* start Dataset content *
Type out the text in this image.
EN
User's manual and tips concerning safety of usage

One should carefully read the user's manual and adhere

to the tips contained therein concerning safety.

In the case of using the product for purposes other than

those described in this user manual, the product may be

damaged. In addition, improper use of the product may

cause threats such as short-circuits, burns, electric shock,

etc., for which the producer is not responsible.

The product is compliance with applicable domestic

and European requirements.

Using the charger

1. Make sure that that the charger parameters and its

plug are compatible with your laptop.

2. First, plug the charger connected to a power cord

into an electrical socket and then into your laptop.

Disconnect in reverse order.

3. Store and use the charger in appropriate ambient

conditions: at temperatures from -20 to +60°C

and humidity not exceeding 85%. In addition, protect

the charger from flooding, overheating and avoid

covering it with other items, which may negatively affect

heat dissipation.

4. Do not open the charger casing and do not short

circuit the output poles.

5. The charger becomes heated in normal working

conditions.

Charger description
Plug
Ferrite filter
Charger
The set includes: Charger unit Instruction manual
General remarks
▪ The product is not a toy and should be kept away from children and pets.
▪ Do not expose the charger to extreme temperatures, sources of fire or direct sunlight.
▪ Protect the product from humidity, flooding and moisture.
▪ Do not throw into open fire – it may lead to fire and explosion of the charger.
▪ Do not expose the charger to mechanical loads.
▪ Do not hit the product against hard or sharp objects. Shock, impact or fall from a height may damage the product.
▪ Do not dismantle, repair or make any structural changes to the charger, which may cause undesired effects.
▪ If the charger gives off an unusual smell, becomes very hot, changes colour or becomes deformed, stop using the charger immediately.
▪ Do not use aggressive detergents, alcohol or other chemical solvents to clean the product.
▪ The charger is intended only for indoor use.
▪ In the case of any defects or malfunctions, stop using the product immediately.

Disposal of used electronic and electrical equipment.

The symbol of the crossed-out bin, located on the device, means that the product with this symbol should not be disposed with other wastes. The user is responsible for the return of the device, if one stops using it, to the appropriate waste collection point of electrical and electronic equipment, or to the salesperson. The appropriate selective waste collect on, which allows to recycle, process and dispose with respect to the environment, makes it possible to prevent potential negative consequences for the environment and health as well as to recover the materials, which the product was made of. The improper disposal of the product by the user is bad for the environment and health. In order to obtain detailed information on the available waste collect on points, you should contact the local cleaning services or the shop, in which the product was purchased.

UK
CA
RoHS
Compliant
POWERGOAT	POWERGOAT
* end Dataset content *
* start Dataset content *
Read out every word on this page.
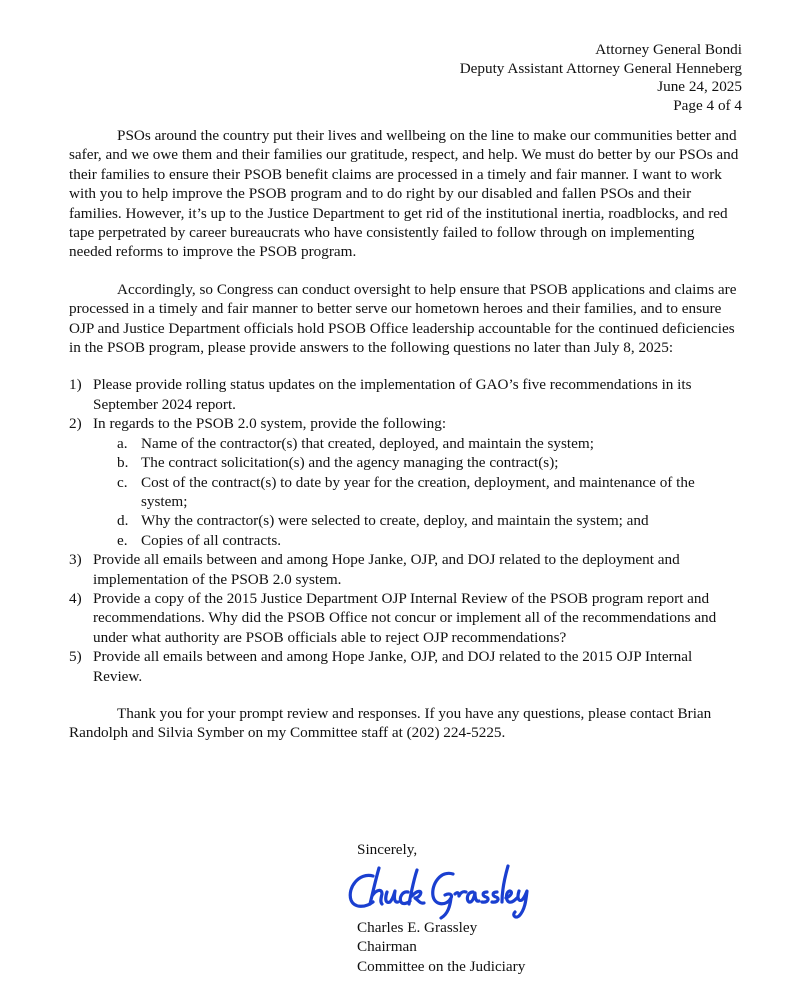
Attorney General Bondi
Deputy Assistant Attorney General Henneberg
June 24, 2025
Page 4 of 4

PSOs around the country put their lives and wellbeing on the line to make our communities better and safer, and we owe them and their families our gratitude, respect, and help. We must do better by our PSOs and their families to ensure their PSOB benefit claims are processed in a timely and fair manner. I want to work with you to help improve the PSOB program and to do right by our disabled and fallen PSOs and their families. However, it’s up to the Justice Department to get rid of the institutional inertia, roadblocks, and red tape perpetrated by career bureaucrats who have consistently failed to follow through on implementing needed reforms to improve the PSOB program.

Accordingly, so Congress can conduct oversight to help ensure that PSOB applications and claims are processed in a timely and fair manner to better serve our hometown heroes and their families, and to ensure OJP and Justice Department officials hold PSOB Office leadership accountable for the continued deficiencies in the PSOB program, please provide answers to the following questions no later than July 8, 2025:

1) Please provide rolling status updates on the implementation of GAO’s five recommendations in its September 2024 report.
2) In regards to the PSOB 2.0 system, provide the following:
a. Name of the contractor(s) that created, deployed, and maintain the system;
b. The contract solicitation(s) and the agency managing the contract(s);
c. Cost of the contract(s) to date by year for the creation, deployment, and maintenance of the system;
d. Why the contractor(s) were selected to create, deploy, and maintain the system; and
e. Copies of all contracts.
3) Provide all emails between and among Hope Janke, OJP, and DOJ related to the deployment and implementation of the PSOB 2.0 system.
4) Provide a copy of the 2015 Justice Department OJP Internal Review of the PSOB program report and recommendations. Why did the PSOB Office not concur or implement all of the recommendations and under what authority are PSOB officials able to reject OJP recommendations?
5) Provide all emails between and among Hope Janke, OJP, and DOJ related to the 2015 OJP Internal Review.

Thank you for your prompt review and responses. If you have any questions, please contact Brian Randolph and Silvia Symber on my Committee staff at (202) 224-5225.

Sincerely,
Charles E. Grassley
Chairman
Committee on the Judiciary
* end Dataset content *
* Task to complete: Only lines with the word "conditions" are wanted, so copy each one from the records.

* Written solution:
conditions: at temperatures from -20 to +60°C
conditions.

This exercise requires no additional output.